• The problem: Repeat precisely, and only, the lines between the line containing "Read this page and output its text content." and the end of the listing below, both ends included.

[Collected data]
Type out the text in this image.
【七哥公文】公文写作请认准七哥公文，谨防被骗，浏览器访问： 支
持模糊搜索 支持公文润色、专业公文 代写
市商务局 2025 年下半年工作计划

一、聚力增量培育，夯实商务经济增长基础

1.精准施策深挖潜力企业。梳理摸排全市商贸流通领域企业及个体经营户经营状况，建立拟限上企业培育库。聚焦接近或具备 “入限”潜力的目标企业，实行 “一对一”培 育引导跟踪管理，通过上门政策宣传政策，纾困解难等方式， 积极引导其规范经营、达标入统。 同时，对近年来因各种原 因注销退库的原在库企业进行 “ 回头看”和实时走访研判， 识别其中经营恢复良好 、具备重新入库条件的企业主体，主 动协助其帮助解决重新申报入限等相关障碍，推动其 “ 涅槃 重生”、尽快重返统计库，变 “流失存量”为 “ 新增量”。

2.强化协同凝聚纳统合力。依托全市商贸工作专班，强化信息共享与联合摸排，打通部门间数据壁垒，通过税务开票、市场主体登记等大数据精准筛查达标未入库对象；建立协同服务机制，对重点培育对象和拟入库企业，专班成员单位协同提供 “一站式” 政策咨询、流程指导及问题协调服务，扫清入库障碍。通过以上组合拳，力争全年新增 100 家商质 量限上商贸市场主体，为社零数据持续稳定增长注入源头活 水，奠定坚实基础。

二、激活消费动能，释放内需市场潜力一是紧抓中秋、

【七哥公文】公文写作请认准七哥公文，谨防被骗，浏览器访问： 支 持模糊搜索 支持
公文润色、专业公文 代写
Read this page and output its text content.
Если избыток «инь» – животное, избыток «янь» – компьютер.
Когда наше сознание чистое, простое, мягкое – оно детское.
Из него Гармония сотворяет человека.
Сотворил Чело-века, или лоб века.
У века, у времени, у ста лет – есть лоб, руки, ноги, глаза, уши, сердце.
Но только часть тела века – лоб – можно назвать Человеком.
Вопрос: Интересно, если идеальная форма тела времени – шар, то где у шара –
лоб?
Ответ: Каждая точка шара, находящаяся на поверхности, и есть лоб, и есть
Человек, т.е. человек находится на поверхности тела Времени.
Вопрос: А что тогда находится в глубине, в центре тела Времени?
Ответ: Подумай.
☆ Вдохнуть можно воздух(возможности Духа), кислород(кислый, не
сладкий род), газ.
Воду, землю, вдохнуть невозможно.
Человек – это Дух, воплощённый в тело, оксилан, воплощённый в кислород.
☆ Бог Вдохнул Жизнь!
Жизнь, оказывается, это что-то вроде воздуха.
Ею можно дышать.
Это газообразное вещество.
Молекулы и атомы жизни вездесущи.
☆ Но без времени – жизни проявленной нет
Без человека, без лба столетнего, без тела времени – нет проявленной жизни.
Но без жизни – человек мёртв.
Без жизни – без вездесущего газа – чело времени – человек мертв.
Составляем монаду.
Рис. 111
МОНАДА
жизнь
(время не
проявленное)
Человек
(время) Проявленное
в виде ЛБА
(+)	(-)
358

• Response to this exercise:
Read this page and output its text content.
Если избыток «инь» – животное, избыток «янь» – компьютер.
Когда наше сознание чистое, простое, мягкое – оно детское.
Из него Гармония сотворяет человека.
Сотворил Чело-века, или лоб века.
У века, у времени, у ста лет – есть лоб, руки, ноги, глаза, уши, сердце.
Но только часть тела века – лоб – можно назвать Человеком.
Вопрос: Интересно, если идеальная форма тела времени – шар, то где у шара –
лоб?
Ответ: Каждая точка шара, находящаяся на поверхности, и есть лоб, и есть
Человек, т.е. человек находится на поверхности тела Времени.
Вопрос: А что тогда находится в глубине, в центре тела Времени?
Ответ: Подумай.
☆ Вдохнуть можно воздух(возможности Духа), кислород(кислый, не
сладкий род), газ.
Воду, землю, вдохнуть невозможно.
Человек – это Дух, воплощённый в тело, оксилан, воплощённый в кислород.
☆ Бог Вдохнул Жизнь!
Жизнь, оказывается, это что-то вроде воздуха.
Ею можно дышать.
Это газообразное вещество.
Молекулы и атомы жизни вездесущи.
☆ Но без времени – жизни проявленной нет
Без человека, без лба столетнего, без тела времени – нет проявленной жизни.
Но без жизни – человек мёртв.
Без жизни – без вездесущего газа – чело времени – человек мертв.
Составляем монаду.
Рис. 111
МОНАДА
жизнь
(время не
проявленное)
Человек
(время) Проявленное
в виде ЛБА
(+)	(-)
358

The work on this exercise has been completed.